Set problem -> Retype the lines of data between the line containing "cell-point <box>928 426 945 443</box>" and the line containing "cell-point <box>776 259 793 276</box>", both of those lines included.

--- begin Record set ---

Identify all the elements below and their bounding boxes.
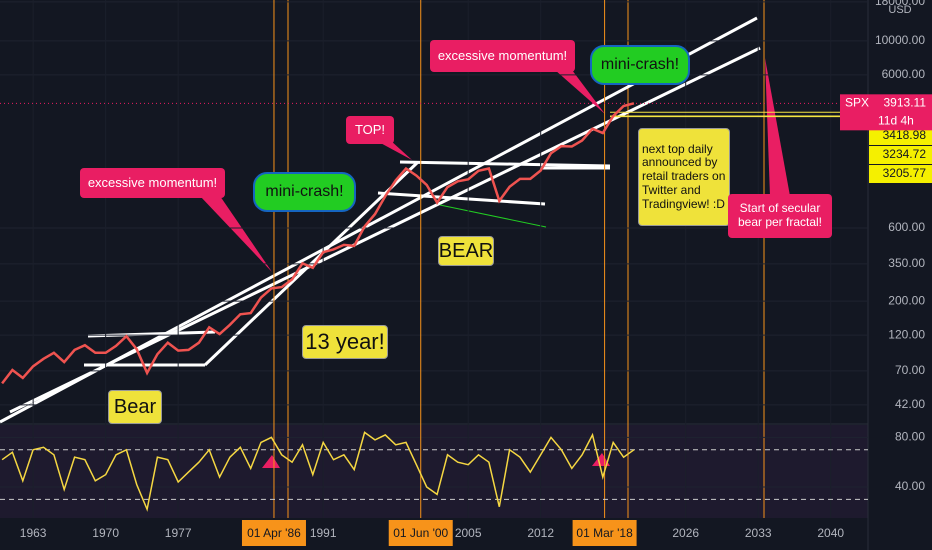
x-tick-label: 2026 [672, 526, 699, 540]
x-tick-label: 01 Mar '18 [576, 526, 633, 540]
countdown: 11d 4h [878, 113, 914, 127]
annotation: Bear [108, 390, 162, 424]
x-tick-label: 2005 [455, 526, 482, 540]
y-tick-label: 6000.00 [882, 67, 926, 81]
date-label-bg [388, 520, 453, 546]
trend-line [9, 46, 761, 414]
y-tick-label: 350.00 [888, 256, 925, 270]
y-tick-label: 40.00 [895, 479, 925, 493]
rsi-arrow [262, 455, 280, 468]
trend-line [377, 191, 546, 206]
date-label-bg [572, 520, 637, 546]
y-tick-label: 42.00 [895, 397, 925, 411]
annotation: next top daily announced by retail trade… [638, 128, 730, 226]
annotation: 13 year! [302, 325, 388, 359]
annotation: Start of secular bear per fractal! [728, 194, 832, 238]
y-tick-label: 10000.00 [875, 33, 925, 47]
pointer [200, 196, 272, 272]
x-tick-label: 01 Apr '86 [247, 526, 301, 540]
y-tick-label: 18000.00 [875, 0, 925, 8]
date-label-bg [241, 520, 306, 546]
series-name: SPX [845, 95, 869, 109]
annotation: BEAR [438, 236, 494, 266]
x-tick-label: 2033 [745, 526, 772, 540]
trend-line [439, 204, 547, 228]
pointer [765, 58, 790, 196]
x-tick-label: 2040 [817, 526, 844, 540]
y-tick-label: 600.00 [888, 220, 925, 234]
price-level-bg [869, 146, 932, 164]
last-price-bg [840, 94, 932, 131]
price-level-label: 3205.77 [883, 166, 927, 180]
y-tick-label: 80.00 [895, 430, 925, 444]
x-tick-label: 1991 [310, 526, 337, 540]
annotation: excessive momentum! [430, 40, 575, 72]
x-tick-label: 1970 [92, 526, 119, 540]
series-line [1, 431, 635, 512]
x-tick-label: 01 Jun '00 [393, 526, 448, 540]
x-tick-label: 1963 [20, 526, 47, 540]
trend-lines [0, 16, 761, 424]
price-level-bg [869, 165, 932, 183]
price-level-bg [869, 127, 932, 145]
last-price-label: 3913.11 [884, 95, 927, 109]
x-tick-label: 1977 [165, 526, 192, 540]
price-level-label: 3234.72 [883, 147, 927, 161]
x-tick-label: 2012 [527, 526, 554, 540]
pointer [375, 140, 412, 160]
annotation: TOP! [346, 116, 394, 144]
currency: USD [888, 4, 911, 16]
rsi-pane [0, 425, 868, 518]
annotation: mini-crash! [590, 45, 690, 85]
y-tick-label: 200.00 [888, 293, 925, 307]
y-tick-label: 120.00 [888, 327, 925, 341]
trend-line [399, 160, 611, 168]
price-level-label: 3418.98 [883, 128, 927, 142]
annotation: excessive momentum! [80, 168, 225, 198]
pointers [200, 58, 790, 468]
y-tick-label: 70.00 [895, 363, 925, 377]
series-line [1, 102, 635, 385]
rsi-arrow [592, 453, 610, 466]
annotation: mini-crash! [253, 172, 356, 212]
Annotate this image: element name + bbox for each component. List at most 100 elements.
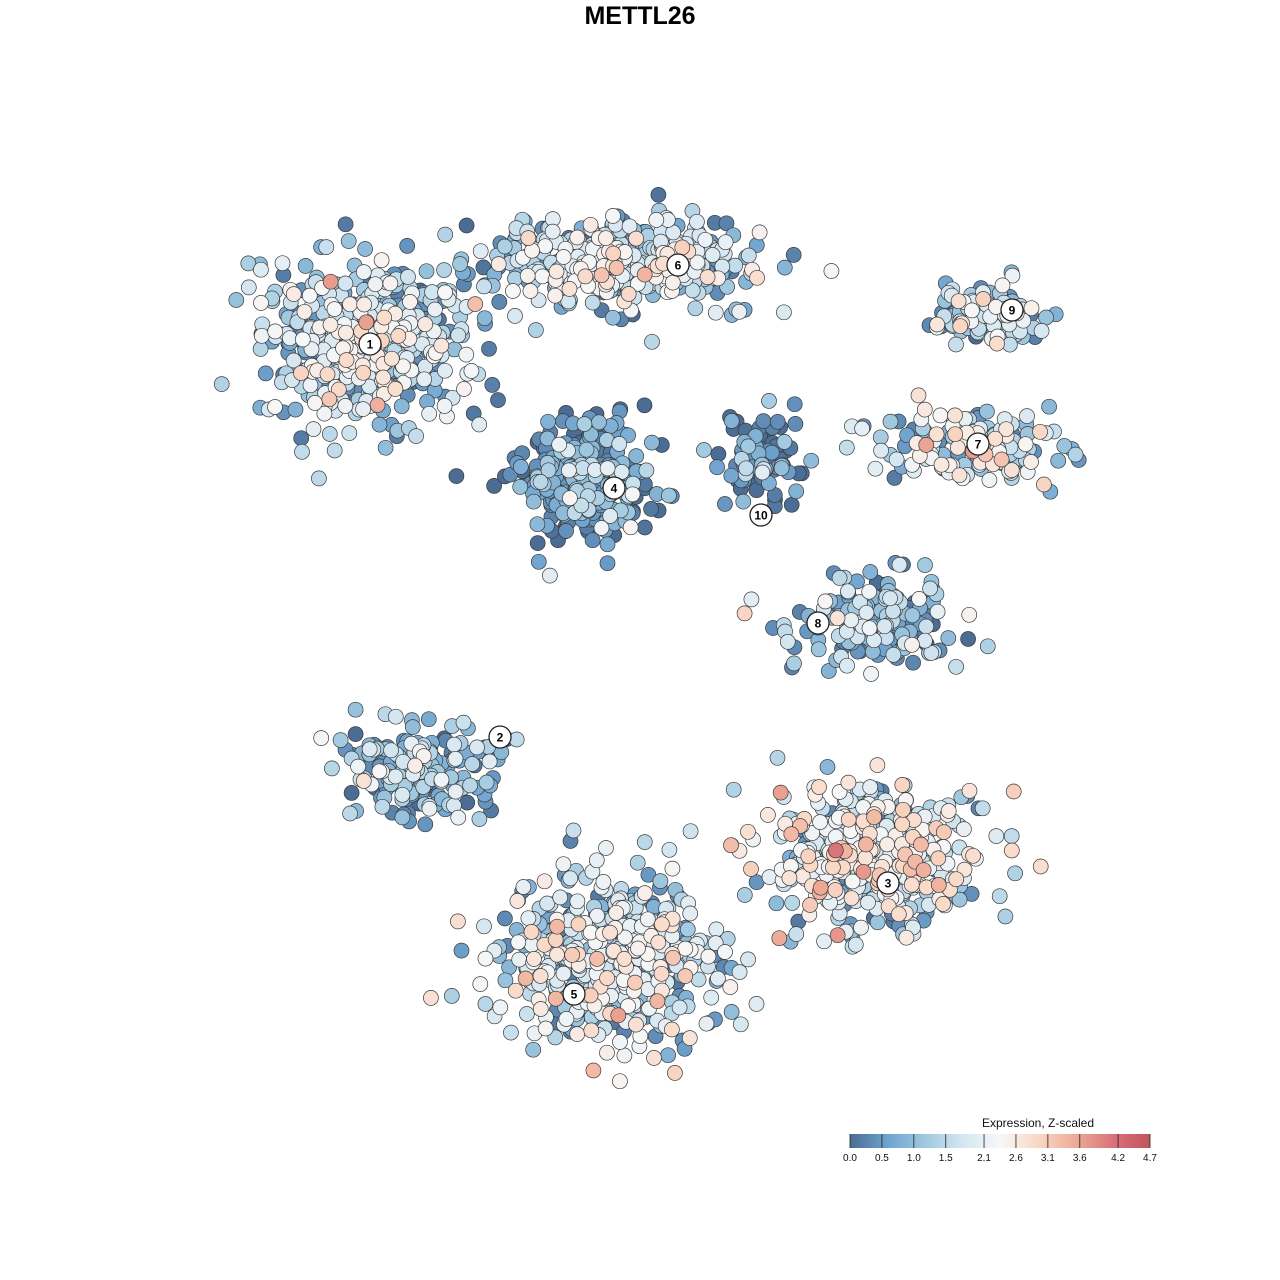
cell-point <box>928 426 945 443</box>
cell-point <box>717 496 733 512</box>
cell-point <box>472 243 489 260</box>
cell-point <box>703 989 720 1006</box>
cell-point <box>740 951 756 968</box>
cell-point <box>544 223 561 240</box>
cell-point <box>886 470 903 486</box>
cell-point <box>532 1001 549 1017</box>
legend-tick-label: 2.6 <box>1009 1153 1023 1164</box>
cell-point <box>810 641 827 658</box>
cell-point <box>253 261 269 278</box>
cell-point <box>240 279 257 296</box>
cell-point <box>355 364 372 381</box>
cell-point <box>374 798 391 815</box>
cell-point <box>975 291 992 307</box>
cell-point <box>253 295 269 311</box>
cell-point <box>1038 309 1054 326</box>
cell-point <box>904 607 921 624</box>
cell-point <box>687 300 704 317</box>
cell-point <box>228 292 245 308</box>
cell-point <box>776 259 793 276</box>
cell-point <box>723 467 740 484</box>
cell-point <box>322 316 339 333</box>
cell-points <box>213 186 1087 1090</box>
cell-point <box>522 283 539 299</box>
cell-point <box>399 238 416 254</box>
cell-point <box>404 719 421 735</box>
cell-point <box>472 976 489 992</box>
cell-point <box>949 439 966 456</box>
cell-point <box>1050 452 1067 469</box>
cell-point <box>697 231 714 248</box>
cell-point <box>294 443 310 460</box>
cell-point <box>639 911 656 928</box>
cell-point <box>455 714 472 731</box>
cell-point <box>847 936 864 953</box>
cell-point <box>548 263 565 280</box>
cell-point <box>529 516 546 533</box>
cell-point <box>252 341 269 357</box>
cell-point <box>710 446 727 462</box>
cell-point <box>537 238 554 255</box>
cell-point <box>382 275 399 292</box>
cell-point <box>738 460 754 477</box>
cell-point <box>497 972 514 989</box>
cell-point <box>981 472 998 488</box>
cell-point <box>436 262 452 278</box>
cell-point <box>602 924 618 941</box>
cell-point <box>876 618 893 635</box>
cell-point <box>526 951 542 967</box>
cell-point <box>916 401 933 418</box>
cell-point <box>497 910 513 927</box>
cell-point <box>595 874 612 890</box>
cell-point <box>858 836 874 853</box>
cell-point <box>555 856 572 873</box>
cell-point <box>552 889 569 906</box>
cell-point <box>860 894 876 911</box>
cell-point <box>447 783 464 800</box>
cell-point <box>700 948 717 965</box>
cell-point <box>443 988 460 1004</box>
cell-point <box>297 258 314 274</box>
cell-point <box>717 234 734 251</box>
cell-point <box>1032 423 1048 440</box>
cell-point <box>561 281 578 297</box>
cell-point <box>858 604 875 621</box>
cell-point <box>776 434 793 450</box>
cell-point <box>605 309 621 326</box>
cluster-labels: 1 6 4 10 9 7 8 2 3 5 <box>358 253 1024 1006</box>
cell-point <box>964 302 980 319</box>
cell-point <box>885 603 901 620</box>
cell-point <box>355 401 371 417</box>
cell-point <box>952 318 969 335</box>
cell-point <box>240 255 257 272</box>
cell-point <box>988 828 1005 844</box>
cell-point <box>583 1022 600 1039</box>
cell-point <box>735 493 752 510</box>
cell-point <box>450 327 467 344</box>
cell-point <box>437 362 453 379</box>
cluster-label-2: 2 <box>488 725 512 749</box>
cell-point <box>940 630 957 646</box>
cluster-label-9: 9 <box>1000 298 1024 322</box>
cell-point <box>503 1024 519 1041</box>
cluster-label-7: 7 <box>966 432 990 456</box>
cell-point <box>562 490 578 507</box>
cell-point <box>383 350 400 367</box>
cell-point <box>935 896 951 912</box>
cell-point <box>903 876 920 893</box>
cell-point <box>612 1073 628 1090</box>
cell-point <box>674 239 691 256</box>
cell-point <box>917 557 933 573</box>
cell-point <box>961 606 978 623</box>
cell-point <box>542 567 558 584</box>
cell-point <box>612 1034 628 1050</box>
cell-point <box>375 369 392 386</box>
cell-point <box>769 413 786 430</box>
cell-point <box>749 269 765 286</box>
cell-point <box>547 931 564 948</box>
cell-point <box>448 468 465 484</box>
cell-point <box>383 742 399 759</box>
cell-point <box>561 462 577 479</box>
cluster-label-10: 10 <box>749 503 773 527</box>
cell-point <box>956 821 972 837</box>
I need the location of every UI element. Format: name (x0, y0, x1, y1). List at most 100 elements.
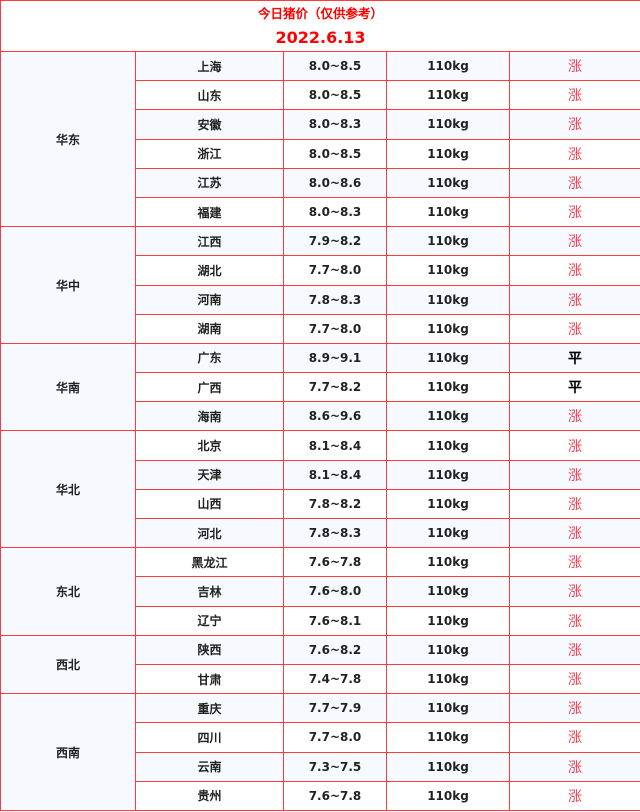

--- end Record set ---

Complete answer ->
cell-point <box>928 426 945 443</box>
cell-point <box>717 496 733 512</box>
cell-point <box>472 243 489 260</box>
cell-point <box>703 989 720 1006</box>
cell-point <box>740 951 756 968</box>
cell-point <box>544 223 561 240</box>
cell-point <box>886 470 903 486</box>
cell-point <box>532 1001 549 1017</box>
legend-tick-label: 2.6 <box>1009 1153 1023 1164</box>
cell-point <box>810 641 827 658</box>
cell-point <box>253 261 269 278</box>
cell-point <box>240 279 257 296</box>
cell-point <box>355 364 372 381</box>
cell-point <box>374 798 391 815</box>
cell-point <box>975 291 992 307</box>
cell-point <box>253 295 269 311</box>
cell-point <box>1038 309 1054 326</box>
cell-point <box>904 607 921 624</box>
cell-point <box>687 300 704 317</box>
cell-point <box>228 292 245 308</box>
cell-point <box>776 259 793 276</box>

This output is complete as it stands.